→ WHAT THIS TASK INVOLVES: Every entry needs to be printed exactly, please.

= = = = = = =

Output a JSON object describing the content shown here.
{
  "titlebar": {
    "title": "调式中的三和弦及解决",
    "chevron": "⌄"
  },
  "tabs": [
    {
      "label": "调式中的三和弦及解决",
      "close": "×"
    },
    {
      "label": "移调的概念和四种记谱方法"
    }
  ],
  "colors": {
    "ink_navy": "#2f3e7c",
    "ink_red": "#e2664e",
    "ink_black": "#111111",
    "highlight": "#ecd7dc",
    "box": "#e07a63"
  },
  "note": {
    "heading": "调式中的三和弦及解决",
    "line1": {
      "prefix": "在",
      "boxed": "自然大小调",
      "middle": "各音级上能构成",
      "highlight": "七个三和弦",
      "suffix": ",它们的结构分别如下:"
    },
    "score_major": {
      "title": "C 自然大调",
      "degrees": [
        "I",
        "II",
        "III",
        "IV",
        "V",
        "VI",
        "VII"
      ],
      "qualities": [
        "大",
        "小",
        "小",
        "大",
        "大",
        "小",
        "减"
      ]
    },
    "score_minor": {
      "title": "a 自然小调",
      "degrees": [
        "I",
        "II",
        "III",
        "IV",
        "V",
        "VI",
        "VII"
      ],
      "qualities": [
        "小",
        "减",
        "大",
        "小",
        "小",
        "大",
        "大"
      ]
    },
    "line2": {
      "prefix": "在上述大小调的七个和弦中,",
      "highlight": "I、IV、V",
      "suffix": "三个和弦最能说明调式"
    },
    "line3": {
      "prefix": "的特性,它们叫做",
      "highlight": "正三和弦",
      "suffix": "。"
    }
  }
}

= = = = = = =

→ RESULT:
Output a JSON object describing the content shown here.
{
  "titlebar": {
    "title": "调式中的三和弦及解决",
    "chevron": "⌄"
  },
  "tabs": [
    {
      "label": "调式中的三和弦及解决",
      "close": "×"
    },
    {
      "label": "移调的概念和四种记谱方法"
    }
  ],
  "colors": {
    "ink_navy": "#2f3e7c",
    "ink_red": "#e2664e",
    "ink_black": "#111111",
    "highlight": "#ecd7dc",
    "box": "#e07a63"
  },
  "note": {
    "heading": "调式中的三和弦及解决",
    "line1": {
      "prefix": "在",
      "boxed": "自然大小调",
      "middle": "各音级上能构成",
      "highlight": "七个三和弦",
      "suffix": ",它们的结构分别如下:"
    },
    "score_major": {
      "title": "C 自然大调",
      "degrees": [
        "I",
        "II",
        "III",
        "IV",
        "V",
        "VI",
        "VII"
      ],
      "qualities": [
        "大",
        "小",
        "小",
        "大",
        "大",
        "小",
        "减"
      ]
    },
    "score_minor": {
      "title": "a 自然小调",
      "degrees": [
        "I",
        "II",
        "III",
        "IV",
        "V",
        "VI",
        "VII"
      ],
      "qualities": [
        "小",
        "减",
        "大",
        "小",
        "小",
        "大",
        "大"
      ]
    },
    "line2": {
      "prefix": "在上述大小调的七个和弦中,",
      "highlight": "I、IV、V",
      "suffix": "三个和弦最能说明调式"
    },
    "line3": {
      "prefix": "的特性,它们叫做",
      "highlight": "正三和弦",
      "suffix": "。"
    }
  }
}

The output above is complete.